**WHAT IS NEEDED**
Find and copy lines holding "this".

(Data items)

▬▬▬▬▬▬▬▬▬▬

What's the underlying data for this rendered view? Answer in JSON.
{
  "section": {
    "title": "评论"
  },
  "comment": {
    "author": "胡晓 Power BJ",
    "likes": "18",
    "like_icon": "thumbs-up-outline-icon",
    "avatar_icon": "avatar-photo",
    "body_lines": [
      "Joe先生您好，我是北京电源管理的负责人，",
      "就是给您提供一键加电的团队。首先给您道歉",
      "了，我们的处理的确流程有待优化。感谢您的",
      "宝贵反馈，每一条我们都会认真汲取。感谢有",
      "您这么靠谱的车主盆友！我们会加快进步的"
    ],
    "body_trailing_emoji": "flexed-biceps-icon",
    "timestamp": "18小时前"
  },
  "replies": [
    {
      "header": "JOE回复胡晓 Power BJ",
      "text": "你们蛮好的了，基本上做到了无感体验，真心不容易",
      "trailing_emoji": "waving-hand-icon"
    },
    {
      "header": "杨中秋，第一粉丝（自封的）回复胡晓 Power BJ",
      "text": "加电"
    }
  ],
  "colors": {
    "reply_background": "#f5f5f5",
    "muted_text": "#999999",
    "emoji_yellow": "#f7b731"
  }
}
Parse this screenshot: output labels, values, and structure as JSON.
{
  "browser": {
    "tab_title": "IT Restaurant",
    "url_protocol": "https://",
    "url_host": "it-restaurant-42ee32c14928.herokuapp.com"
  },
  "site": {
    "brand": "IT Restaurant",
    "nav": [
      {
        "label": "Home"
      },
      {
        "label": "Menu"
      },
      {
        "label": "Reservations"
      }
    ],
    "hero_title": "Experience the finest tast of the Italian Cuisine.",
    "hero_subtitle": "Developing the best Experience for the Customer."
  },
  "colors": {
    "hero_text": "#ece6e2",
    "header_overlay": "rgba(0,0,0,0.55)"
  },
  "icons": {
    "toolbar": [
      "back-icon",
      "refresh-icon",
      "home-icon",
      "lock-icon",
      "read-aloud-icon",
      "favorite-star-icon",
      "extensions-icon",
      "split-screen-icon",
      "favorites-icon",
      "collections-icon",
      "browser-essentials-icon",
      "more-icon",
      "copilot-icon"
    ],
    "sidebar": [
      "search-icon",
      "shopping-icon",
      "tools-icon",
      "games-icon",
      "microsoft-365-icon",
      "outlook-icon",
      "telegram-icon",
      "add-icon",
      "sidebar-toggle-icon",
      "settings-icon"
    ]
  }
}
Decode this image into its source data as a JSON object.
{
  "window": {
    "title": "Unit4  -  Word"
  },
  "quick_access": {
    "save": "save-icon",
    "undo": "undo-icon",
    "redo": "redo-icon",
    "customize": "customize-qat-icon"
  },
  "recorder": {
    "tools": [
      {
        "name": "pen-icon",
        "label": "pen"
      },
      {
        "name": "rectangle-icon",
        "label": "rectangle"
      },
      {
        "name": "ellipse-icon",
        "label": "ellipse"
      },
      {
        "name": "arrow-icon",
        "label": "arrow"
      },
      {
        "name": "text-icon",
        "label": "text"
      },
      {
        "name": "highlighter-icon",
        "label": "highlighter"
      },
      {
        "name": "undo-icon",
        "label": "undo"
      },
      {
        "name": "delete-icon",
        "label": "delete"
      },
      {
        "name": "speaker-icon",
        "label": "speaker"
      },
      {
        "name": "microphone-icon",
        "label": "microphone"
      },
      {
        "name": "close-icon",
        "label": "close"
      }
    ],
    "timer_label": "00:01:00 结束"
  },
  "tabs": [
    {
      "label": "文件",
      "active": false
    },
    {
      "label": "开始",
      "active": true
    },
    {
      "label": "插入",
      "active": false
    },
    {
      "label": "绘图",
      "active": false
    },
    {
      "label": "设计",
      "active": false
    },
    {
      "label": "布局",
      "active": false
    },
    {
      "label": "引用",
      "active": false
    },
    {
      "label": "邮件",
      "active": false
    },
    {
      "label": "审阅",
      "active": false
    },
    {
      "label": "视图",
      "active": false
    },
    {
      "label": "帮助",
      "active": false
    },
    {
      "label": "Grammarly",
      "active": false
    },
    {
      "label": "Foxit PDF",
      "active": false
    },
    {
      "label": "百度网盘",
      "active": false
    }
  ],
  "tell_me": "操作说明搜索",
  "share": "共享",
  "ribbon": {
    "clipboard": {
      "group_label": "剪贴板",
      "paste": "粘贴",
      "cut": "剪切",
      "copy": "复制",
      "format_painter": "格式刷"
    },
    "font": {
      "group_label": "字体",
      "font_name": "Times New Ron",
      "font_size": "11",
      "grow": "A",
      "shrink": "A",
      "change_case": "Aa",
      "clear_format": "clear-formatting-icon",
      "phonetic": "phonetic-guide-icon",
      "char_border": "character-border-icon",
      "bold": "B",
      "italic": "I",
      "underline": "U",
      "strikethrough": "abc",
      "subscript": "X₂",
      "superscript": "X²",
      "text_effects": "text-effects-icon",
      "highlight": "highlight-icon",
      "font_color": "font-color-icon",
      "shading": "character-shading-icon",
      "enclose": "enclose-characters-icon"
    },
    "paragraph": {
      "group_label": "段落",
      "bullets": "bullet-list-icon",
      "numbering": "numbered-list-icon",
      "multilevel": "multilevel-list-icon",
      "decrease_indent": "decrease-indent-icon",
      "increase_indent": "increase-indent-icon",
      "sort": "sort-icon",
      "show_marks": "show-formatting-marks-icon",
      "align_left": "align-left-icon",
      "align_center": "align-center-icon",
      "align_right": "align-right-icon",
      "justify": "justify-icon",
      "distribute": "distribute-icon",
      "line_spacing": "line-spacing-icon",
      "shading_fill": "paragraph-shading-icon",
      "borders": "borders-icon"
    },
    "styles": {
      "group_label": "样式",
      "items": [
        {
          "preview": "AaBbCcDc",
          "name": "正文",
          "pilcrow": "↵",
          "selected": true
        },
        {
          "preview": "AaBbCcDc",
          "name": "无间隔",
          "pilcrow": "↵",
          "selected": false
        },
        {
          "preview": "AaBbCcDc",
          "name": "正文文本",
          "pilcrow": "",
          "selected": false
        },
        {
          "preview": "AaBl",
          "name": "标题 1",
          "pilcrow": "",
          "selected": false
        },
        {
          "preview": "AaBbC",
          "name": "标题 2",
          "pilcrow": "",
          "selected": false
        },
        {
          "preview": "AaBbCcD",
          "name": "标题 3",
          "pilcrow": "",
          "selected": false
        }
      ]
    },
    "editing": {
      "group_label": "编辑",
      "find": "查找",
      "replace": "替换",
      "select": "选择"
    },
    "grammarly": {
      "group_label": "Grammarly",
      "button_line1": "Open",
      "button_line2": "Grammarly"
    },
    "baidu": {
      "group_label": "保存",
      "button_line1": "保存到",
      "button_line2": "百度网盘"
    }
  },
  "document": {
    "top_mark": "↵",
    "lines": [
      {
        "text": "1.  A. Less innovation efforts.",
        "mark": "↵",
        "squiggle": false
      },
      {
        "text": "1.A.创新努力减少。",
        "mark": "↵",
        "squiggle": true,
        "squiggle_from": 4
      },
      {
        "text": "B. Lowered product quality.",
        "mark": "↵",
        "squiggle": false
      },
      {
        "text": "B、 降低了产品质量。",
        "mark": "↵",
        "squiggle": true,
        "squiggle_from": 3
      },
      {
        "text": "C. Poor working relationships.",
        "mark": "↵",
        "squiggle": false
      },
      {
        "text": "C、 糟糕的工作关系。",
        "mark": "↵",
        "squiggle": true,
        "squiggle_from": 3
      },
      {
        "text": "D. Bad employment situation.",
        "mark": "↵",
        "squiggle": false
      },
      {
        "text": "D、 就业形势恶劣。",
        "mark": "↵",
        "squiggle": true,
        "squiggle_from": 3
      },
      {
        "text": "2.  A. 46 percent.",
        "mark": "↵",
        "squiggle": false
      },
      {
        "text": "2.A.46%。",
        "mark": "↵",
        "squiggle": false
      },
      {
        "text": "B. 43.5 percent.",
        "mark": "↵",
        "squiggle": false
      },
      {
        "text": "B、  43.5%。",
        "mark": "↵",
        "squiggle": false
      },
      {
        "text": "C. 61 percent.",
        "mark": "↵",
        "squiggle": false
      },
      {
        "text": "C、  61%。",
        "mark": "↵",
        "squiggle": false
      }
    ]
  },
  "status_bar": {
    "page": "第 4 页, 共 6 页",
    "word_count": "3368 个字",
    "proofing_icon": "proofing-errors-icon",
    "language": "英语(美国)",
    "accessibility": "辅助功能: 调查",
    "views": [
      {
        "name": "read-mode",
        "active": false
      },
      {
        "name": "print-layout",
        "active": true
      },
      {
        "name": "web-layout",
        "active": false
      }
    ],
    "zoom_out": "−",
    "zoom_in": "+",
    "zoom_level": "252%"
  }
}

▬▬▬▬▬▬▬▬▬▬

**EXERCISE ANSWER**
What's the underlying data for this rendered view? Answer in JSON.
Parse this screenshot: output labels, values, and structure as JSON.
Decode this image into its source data as a JSON object.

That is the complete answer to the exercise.